REQUIRED WORK:
Filter the entries below, keeping every line that has the word "this".

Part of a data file
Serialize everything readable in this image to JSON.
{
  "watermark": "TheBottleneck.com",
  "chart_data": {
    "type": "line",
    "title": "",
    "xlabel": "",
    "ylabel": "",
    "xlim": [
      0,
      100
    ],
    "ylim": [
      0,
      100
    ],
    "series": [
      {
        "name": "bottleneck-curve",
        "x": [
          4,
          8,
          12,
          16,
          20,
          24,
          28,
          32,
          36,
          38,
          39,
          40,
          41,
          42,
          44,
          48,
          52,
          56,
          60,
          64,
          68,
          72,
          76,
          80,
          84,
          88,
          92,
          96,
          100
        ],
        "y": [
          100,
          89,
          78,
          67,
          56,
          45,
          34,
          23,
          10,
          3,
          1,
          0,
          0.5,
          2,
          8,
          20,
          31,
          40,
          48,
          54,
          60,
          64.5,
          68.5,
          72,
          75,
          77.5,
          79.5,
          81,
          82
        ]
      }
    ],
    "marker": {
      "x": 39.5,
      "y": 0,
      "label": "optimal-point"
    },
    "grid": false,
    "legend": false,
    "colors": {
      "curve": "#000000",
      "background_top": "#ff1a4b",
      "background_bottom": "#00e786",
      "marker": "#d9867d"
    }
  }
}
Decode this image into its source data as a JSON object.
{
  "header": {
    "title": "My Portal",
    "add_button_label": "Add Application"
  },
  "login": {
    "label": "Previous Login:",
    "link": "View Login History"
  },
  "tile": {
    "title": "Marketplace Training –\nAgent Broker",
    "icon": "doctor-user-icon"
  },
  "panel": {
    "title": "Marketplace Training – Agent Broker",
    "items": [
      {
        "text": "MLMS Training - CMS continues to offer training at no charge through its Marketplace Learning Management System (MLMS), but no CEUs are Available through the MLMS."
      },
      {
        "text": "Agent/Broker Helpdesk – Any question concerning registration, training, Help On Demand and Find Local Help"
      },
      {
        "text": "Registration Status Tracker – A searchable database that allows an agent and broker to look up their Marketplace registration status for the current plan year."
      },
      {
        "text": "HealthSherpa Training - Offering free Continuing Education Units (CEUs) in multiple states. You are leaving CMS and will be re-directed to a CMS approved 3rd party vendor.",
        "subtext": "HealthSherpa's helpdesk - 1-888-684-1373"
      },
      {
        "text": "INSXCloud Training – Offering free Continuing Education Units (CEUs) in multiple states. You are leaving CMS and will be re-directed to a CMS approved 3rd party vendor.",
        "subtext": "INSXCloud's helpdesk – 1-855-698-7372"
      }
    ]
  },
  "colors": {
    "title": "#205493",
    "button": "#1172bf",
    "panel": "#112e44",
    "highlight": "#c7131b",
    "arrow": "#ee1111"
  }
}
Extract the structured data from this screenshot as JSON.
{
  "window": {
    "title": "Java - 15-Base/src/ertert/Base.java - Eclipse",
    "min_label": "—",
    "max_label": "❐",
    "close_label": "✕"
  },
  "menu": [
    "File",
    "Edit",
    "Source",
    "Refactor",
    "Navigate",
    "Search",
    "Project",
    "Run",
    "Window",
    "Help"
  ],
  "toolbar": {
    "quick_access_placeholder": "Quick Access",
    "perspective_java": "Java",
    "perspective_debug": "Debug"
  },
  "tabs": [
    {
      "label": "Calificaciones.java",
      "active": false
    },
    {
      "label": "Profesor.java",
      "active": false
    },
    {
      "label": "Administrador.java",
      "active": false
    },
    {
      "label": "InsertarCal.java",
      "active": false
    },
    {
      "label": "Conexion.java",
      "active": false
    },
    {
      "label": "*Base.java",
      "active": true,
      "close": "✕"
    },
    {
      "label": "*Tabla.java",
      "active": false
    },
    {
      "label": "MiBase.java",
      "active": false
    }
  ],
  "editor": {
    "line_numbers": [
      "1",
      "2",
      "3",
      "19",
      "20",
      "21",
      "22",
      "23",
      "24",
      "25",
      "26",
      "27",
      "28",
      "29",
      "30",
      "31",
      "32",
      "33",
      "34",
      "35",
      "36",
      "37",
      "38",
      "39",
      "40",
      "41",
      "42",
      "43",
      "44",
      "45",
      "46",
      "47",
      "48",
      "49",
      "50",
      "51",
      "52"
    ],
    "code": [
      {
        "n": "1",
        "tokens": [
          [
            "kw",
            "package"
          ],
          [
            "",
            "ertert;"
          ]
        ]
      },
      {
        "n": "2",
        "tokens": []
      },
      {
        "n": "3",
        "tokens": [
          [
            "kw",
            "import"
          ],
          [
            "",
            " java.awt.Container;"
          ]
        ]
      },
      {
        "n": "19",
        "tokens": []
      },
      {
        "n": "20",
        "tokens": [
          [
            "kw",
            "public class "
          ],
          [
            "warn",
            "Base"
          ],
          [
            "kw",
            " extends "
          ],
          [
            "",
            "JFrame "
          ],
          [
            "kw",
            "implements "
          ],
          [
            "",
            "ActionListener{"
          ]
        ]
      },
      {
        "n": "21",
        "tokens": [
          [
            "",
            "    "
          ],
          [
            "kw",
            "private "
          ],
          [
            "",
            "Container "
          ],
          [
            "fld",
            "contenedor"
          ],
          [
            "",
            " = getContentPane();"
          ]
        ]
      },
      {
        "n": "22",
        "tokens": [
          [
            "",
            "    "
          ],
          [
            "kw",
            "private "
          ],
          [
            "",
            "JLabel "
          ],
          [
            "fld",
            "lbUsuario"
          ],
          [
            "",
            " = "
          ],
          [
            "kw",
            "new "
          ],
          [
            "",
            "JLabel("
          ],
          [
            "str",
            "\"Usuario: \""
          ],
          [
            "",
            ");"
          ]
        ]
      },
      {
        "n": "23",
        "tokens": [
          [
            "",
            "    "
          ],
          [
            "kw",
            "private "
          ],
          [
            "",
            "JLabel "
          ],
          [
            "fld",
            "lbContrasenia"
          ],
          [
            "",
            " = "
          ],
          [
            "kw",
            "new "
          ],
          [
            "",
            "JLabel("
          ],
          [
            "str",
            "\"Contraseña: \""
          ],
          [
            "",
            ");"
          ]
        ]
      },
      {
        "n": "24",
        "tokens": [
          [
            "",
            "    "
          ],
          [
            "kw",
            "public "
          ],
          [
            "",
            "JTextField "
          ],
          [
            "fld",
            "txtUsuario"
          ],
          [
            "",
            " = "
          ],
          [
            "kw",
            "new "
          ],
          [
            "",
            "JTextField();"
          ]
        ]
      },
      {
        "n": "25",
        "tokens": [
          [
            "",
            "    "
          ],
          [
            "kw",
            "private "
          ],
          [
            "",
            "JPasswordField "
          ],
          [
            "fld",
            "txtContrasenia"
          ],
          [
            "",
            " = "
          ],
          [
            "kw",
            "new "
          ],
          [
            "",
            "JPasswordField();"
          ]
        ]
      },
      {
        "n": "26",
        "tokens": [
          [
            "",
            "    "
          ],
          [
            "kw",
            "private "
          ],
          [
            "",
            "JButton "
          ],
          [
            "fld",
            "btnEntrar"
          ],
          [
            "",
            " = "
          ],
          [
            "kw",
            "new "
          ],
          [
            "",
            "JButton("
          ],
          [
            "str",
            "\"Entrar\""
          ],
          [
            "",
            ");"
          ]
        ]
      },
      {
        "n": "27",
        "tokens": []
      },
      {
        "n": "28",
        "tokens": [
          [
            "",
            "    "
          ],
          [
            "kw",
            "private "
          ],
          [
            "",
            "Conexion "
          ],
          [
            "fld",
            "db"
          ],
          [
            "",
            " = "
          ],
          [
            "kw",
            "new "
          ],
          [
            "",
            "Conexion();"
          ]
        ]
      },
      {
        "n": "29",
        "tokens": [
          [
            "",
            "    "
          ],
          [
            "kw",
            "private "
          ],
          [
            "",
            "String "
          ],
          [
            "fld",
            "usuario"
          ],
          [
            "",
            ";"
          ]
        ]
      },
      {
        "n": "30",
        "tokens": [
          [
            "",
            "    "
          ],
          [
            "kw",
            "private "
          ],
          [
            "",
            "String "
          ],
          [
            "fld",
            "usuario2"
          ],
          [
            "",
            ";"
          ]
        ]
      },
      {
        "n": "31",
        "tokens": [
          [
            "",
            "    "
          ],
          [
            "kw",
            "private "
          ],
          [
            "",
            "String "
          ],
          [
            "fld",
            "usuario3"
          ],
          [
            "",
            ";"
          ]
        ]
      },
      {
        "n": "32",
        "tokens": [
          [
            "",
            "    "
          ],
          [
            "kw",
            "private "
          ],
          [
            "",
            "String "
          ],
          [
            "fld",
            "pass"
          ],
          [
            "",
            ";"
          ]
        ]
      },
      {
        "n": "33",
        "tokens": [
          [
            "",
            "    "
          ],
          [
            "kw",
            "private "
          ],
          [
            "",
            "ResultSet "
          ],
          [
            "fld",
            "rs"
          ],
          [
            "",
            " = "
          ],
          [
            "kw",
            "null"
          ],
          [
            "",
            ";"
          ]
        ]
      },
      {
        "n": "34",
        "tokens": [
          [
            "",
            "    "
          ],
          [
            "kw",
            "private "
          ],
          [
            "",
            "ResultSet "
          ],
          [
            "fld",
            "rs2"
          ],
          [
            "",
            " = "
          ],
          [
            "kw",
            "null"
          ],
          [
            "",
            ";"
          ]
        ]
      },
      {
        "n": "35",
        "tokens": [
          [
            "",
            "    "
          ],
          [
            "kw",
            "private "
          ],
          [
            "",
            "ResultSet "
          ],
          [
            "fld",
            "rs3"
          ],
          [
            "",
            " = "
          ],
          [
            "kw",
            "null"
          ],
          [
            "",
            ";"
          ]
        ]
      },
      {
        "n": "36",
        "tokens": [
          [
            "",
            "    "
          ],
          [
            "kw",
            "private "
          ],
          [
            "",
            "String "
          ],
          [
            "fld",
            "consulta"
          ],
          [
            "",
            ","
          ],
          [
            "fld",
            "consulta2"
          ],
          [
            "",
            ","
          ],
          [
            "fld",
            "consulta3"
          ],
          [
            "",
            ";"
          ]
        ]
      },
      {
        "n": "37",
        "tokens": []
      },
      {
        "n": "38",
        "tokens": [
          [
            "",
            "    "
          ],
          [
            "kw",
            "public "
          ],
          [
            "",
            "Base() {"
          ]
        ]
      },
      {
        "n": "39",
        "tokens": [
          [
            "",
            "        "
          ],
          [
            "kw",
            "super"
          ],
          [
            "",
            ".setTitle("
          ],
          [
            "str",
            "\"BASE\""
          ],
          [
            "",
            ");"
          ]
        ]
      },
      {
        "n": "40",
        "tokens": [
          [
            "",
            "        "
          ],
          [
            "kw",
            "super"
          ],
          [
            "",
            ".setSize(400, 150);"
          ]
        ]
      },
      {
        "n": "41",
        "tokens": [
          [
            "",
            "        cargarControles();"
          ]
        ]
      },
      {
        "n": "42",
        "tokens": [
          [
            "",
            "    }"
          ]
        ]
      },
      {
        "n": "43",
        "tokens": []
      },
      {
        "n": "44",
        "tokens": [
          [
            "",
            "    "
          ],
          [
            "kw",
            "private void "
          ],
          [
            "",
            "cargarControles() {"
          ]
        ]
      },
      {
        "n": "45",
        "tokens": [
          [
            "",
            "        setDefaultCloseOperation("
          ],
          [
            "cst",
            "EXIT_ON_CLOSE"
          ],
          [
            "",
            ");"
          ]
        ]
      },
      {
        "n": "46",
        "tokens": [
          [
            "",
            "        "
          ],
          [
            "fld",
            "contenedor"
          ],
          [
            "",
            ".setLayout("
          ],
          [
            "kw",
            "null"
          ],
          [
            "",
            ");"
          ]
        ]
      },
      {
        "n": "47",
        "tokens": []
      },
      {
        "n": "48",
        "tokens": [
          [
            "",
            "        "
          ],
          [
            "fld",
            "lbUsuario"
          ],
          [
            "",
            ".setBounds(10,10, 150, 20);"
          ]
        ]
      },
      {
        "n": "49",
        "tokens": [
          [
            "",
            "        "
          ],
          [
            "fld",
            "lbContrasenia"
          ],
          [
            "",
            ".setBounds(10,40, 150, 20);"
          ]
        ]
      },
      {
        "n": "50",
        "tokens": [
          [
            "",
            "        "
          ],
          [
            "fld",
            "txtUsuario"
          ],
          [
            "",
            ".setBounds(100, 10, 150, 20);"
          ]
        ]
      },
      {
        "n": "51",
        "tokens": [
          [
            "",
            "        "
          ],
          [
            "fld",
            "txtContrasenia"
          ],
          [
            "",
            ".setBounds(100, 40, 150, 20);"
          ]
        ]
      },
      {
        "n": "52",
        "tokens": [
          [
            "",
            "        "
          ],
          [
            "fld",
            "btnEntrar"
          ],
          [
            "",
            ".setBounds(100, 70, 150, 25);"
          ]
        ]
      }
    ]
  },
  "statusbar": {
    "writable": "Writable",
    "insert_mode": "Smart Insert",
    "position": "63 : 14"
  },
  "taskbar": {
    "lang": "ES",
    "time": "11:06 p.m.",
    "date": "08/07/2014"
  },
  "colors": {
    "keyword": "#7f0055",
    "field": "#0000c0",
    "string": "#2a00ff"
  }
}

EXPECTED ANSWER:
Serialize everything readable in this image to JSON.
Decode this image into its source data as a JSON object.
Extract the structured data from this screenshot as JSON.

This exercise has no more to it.